**TASK TO COMPLETE:**
Return each line that holds the word "Depression".

**TASK INPUT:**
**********
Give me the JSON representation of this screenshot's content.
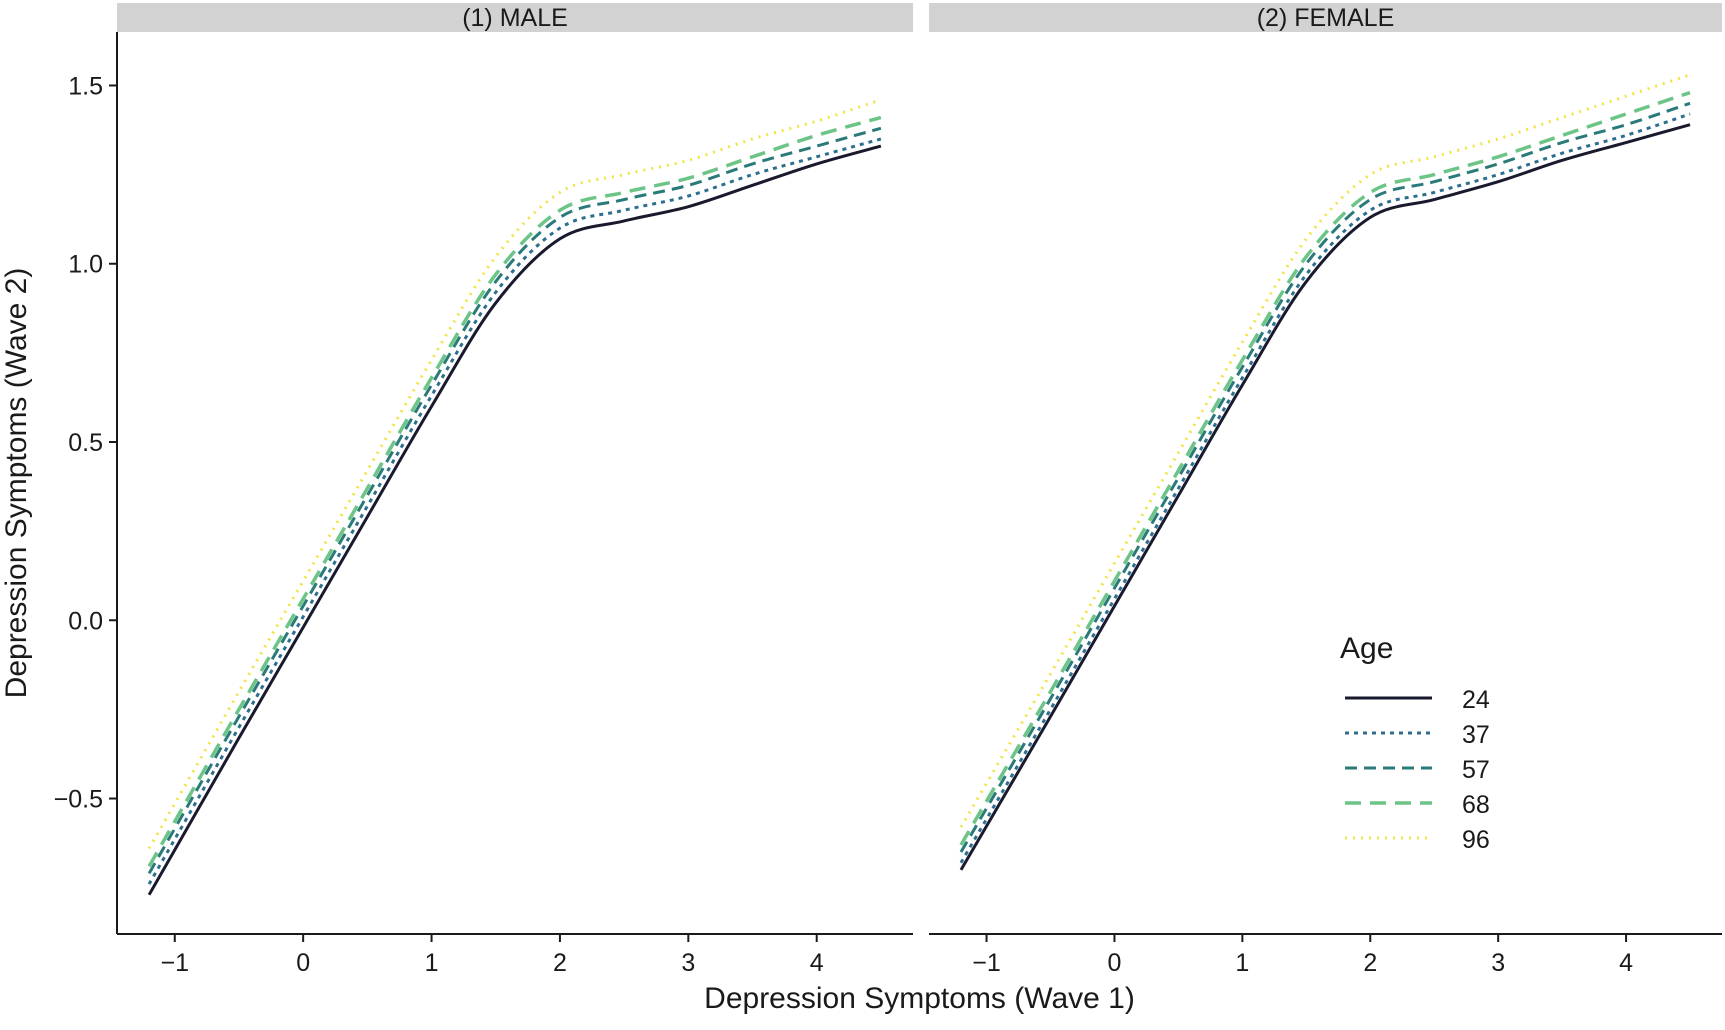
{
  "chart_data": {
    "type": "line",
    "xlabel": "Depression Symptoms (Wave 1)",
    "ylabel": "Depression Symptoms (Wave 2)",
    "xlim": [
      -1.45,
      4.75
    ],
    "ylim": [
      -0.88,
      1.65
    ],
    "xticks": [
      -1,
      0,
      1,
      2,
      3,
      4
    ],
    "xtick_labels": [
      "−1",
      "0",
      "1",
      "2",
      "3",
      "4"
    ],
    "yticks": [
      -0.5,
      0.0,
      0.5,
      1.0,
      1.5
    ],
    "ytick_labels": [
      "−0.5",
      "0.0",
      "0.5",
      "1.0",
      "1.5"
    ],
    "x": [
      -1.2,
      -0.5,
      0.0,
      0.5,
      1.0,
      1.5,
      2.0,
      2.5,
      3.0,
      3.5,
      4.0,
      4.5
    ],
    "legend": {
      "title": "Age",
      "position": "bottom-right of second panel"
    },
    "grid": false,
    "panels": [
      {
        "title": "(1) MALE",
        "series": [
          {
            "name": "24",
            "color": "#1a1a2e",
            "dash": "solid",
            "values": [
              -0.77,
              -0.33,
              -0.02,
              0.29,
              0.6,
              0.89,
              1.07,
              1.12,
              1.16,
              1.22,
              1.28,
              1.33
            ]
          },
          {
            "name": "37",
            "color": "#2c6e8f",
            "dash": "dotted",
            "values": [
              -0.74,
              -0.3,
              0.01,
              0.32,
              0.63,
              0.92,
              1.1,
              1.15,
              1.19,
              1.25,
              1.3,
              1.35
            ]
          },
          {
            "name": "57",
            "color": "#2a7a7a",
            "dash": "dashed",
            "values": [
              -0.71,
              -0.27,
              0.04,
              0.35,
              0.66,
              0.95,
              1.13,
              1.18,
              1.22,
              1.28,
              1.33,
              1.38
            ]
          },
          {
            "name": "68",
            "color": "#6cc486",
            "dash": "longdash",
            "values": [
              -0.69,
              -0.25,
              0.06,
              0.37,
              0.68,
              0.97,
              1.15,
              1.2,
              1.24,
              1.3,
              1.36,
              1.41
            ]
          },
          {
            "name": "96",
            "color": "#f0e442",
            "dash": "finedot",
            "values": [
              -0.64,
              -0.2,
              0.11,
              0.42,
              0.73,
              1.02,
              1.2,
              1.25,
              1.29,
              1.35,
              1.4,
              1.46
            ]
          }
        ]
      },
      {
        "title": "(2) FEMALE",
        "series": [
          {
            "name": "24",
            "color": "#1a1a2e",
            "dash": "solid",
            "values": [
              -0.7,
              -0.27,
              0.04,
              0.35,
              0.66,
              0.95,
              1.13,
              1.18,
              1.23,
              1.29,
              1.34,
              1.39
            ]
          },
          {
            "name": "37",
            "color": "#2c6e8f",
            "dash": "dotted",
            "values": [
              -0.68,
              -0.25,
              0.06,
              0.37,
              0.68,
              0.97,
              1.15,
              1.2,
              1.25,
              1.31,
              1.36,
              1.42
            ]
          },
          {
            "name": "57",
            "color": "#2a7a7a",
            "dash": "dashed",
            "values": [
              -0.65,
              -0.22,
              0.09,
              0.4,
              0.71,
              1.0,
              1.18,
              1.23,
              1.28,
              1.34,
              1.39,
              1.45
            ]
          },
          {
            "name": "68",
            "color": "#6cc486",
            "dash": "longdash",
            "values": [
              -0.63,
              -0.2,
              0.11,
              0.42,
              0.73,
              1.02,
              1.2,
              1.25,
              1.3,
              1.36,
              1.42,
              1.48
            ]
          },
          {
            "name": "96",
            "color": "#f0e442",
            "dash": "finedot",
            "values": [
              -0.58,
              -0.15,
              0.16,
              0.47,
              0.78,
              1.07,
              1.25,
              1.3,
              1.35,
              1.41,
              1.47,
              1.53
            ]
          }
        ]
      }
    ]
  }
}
**********
**RESULT:**
    "xlabel": "Depression Symptoms (Wave 1)",
    "ylabel": "Depression Symptoms (Wave 2)",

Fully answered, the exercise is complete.